>>>>>

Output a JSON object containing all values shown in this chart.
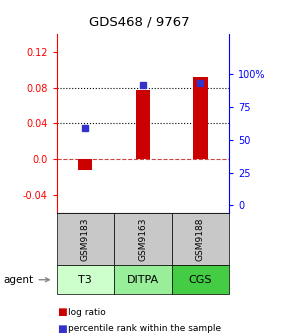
{
  "title": "GDS468 / 9767",
  "categories": [
    "T3",
    "DITPA",
    "CGS"
  ],
  "gsm_labels": [
    "GSM9183",
    "GSM9163",
    "GSM9188"
  ],
  "log_ratios": [
    -0.012,
    0.077,
    0.092
  ],
  "percentile_ranks": [
    0.035,
    0.083,
    0.085
  ],
  "ylim_left": [
    -0.06,
    0.14
  ],
  "ylim_right": [
    -6.25,
    131.25
  ],
  "yticks_left": [
    -0.04,
    0.0,
    0.04,
    0.08,
    0.12
  ],
  "yticks_right": [
    0,
    25,
    50,
    75,
    100
  ],
  "ytick_labels_right": [
    "0",
    "25",
    "50",
    "75",
    "100%"
  ],
  "dotted_lines": [
    0.04,
    0.08
  ],
  "dashed_line": 0.0,
  "bar_color": "#cc0000",
  "dot_color": "#3333cc",
  "agent_colors": [
    "#ccffcc",
    "#99ee99",
    "#44cc44"
  ],
  "gsm_bg_color": "#c8c8c8",
  "bar_width": 0.25
}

<<<<<

• _Instructions to follow_: Retype the whole listing, keeping every line identical and omitting all pictures.

• _Written answer_:
Output a JSON object containing all values shown in this chart.
{
  "title": "GDS468 / 9767",
  "categories": [
    "T3",
    "DITPA",
    "CGS"
  ],
  "gsm_labels": [
    "GSM9183",
    "GSM9163",
    "GSM9188"
  ],
  "log_ratios": [
    -0.012,
    0.077,
    0.092
  ],
  "percentile_ranks": [
    0.035,
    0.083,
    0.085
  ],
  "ylim_left": [
    -0.06,
    0.14
  ],
  "ylim_right": [
    -6.25,
    131.25
  ],
  "yticks_left": [
    -0.04,
    0.0,
    0.04,
    0.08,
    0.12
  ],
  "yticks_right": [
    0,
    25,
    50,
    75,
    100
  ],
  "ytick_labels_right": [
    "0",
    "25",
    "50",
    "75",
    "100%"
  ],
  "dotted_lines": [
    0.04,
    0.08
  ],
  "dashed_line": 0.0,
  "bar_color": "#cc0000",
  "dot_color": "#3333cc",
  "agent_colors": [
    "#ccffcc",
    "#99ee99",
    "#44cc44"
  ],
  "gsm_bg_color": "#c8c8c8",
  "bar_width": 0.25
}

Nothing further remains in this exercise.